**EXERCISE PROMPT:** Copy all lines in which the word "text" can be found.

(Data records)
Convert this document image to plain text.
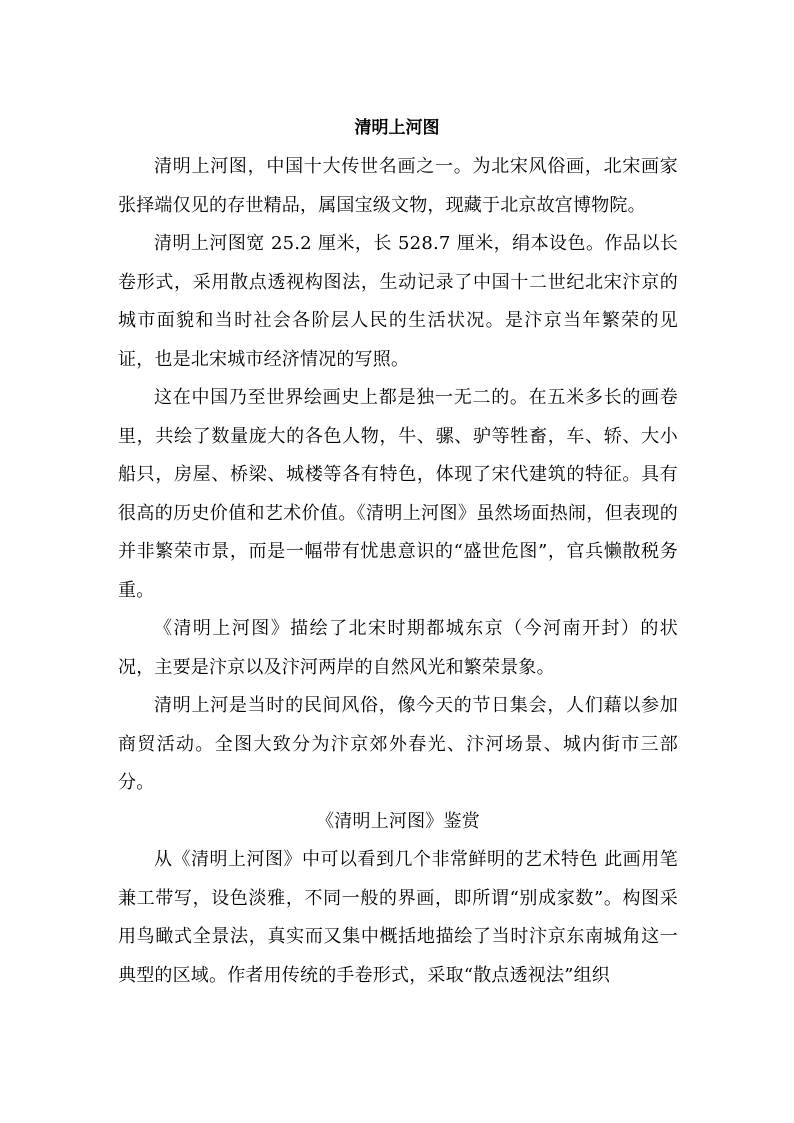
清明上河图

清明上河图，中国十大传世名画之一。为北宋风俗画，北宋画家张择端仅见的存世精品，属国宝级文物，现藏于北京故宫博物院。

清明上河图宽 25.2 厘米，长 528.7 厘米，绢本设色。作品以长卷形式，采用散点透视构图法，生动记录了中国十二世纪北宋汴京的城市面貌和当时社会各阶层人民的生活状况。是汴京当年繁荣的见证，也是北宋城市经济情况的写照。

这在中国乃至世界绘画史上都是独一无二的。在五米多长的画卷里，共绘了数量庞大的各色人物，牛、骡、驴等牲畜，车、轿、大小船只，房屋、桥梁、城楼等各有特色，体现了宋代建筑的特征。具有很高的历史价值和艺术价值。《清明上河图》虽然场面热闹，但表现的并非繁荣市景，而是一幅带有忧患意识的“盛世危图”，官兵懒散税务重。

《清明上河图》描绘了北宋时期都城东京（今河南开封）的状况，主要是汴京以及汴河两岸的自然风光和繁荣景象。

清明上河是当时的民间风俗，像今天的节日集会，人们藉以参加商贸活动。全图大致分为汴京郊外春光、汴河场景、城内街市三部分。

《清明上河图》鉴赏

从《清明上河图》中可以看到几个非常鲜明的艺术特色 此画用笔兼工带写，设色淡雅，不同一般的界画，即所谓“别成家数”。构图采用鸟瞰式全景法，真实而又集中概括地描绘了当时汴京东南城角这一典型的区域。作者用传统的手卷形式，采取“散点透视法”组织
--
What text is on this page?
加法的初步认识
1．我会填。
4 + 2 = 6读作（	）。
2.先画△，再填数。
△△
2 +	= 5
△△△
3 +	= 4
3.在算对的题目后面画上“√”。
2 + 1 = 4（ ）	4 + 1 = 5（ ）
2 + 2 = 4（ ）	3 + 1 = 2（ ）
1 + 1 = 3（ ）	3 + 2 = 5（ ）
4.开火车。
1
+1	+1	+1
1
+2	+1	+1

**EXPECTED ANSWER:**
Convert this document image to plain text.
What text is on this page?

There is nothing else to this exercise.